WRITTEN EXERCISE: Set out every line bearing the string "axis".

LISTED ENTRIES:
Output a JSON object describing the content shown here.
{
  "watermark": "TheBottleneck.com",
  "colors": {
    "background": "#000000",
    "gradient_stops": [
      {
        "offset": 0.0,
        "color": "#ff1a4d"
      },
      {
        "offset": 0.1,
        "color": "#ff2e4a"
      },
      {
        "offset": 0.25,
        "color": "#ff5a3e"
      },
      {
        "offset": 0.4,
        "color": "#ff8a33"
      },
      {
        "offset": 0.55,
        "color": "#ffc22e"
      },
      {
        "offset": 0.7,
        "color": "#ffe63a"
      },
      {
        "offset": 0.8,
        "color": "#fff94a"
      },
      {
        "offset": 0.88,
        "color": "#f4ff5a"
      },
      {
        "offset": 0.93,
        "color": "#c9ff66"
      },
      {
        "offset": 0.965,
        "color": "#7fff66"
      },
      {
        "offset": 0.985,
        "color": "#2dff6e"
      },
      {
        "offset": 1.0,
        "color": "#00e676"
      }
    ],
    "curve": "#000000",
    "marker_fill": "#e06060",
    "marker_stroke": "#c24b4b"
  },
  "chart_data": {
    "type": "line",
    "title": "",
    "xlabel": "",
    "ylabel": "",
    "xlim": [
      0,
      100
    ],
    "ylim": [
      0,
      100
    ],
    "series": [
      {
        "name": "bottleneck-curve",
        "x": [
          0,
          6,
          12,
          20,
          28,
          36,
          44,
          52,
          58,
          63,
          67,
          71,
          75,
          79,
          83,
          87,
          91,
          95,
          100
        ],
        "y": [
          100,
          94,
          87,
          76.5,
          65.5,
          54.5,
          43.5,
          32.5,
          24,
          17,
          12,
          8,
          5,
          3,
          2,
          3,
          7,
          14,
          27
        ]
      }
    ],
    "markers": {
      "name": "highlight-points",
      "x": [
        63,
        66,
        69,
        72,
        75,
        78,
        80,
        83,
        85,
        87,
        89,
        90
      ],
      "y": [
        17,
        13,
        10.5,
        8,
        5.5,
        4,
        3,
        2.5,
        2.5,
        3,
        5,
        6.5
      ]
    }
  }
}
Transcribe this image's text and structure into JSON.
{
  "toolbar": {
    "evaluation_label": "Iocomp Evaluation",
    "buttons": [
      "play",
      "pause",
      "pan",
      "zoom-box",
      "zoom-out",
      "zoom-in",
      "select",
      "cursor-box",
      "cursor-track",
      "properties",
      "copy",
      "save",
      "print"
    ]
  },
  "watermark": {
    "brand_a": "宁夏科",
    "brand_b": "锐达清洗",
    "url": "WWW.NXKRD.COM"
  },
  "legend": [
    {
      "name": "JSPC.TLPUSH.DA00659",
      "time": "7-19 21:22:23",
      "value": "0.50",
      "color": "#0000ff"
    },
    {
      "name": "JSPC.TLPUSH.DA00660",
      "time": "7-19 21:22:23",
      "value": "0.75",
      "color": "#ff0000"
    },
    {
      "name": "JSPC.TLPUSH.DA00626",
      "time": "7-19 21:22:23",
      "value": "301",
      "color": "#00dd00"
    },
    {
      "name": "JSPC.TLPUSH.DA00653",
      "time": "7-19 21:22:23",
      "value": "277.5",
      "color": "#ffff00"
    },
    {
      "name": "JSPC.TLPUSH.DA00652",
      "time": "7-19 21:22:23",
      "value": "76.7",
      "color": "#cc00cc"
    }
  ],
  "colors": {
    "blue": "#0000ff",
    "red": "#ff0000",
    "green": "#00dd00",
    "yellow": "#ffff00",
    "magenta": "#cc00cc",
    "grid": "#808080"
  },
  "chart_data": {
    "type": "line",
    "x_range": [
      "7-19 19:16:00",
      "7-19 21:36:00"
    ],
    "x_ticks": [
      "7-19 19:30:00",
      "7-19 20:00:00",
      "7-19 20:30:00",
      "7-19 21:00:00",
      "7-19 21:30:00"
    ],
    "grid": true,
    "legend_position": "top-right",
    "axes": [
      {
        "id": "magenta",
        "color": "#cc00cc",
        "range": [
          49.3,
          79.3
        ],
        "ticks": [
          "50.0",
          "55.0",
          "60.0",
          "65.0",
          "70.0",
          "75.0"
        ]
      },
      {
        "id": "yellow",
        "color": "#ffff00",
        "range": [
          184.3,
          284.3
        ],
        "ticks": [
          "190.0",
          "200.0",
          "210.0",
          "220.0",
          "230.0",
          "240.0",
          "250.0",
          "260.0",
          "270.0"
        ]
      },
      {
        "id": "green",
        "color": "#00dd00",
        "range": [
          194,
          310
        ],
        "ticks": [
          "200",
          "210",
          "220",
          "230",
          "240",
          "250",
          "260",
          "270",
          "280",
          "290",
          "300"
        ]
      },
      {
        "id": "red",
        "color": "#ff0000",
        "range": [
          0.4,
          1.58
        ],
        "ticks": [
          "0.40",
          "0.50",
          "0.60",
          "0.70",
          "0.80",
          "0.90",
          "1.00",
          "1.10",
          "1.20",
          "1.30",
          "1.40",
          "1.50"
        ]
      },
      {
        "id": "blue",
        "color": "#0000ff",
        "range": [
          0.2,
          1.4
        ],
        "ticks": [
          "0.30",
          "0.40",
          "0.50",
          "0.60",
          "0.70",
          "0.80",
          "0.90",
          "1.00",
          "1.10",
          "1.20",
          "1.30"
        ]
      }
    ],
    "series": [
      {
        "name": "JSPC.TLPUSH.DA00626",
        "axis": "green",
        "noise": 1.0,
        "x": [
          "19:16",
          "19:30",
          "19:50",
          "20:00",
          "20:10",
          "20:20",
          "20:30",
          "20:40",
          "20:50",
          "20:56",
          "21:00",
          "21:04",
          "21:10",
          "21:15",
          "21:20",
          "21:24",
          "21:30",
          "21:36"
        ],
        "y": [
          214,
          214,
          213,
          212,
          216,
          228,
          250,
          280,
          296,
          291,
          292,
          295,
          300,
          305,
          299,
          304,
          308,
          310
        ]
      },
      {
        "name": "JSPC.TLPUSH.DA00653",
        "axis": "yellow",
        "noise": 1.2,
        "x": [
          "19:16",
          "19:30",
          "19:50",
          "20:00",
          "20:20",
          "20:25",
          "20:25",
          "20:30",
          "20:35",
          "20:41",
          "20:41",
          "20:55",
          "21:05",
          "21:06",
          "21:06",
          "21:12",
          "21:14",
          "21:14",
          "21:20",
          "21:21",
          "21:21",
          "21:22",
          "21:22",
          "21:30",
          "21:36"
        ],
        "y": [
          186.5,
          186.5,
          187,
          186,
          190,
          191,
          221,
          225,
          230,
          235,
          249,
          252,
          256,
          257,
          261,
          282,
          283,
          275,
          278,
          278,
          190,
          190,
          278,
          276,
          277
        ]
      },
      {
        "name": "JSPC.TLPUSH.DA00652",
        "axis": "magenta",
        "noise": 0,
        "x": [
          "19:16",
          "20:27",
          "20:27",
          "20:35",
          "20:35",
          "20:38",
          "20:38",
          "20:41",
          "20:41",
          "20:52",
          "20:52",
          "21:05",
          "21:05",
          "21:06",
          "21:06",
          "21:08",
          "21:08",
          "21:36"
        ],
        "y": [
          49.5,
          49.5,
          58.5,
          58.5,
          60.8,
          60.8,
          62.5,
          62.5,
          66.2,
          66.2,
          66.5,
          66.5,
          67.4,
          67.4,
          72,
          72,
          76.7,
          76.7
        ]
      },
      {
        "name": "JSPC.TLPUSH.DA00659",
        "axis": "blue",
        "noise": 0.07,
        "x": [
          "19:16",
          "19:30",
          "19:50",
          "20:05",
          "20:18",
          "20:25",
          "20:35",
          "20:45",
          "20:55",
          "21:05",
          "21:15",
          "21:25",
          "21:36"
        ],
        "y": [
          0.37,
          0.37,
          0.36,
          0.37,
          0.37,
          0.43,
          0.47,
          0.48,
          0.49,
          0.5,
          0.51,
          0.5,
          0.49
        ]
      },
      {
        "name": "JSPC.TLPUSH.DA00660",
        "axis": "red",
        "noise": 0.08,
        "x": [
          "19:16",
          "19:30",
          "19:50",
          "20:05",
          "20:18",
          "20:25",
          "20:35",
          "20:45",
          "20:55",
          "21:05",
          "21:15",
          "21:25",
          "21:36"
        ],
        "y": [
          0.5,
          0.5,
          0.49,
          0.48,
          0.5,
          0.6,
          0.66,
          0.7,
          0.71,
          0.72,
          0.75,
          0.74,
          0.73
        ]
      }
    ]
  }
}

REPLY TO THE EXERCISE:
        "axis": "green",
        "axis": "yellow",
        "axis": "magenta",
        "axis": "blue",
        "axis": "red",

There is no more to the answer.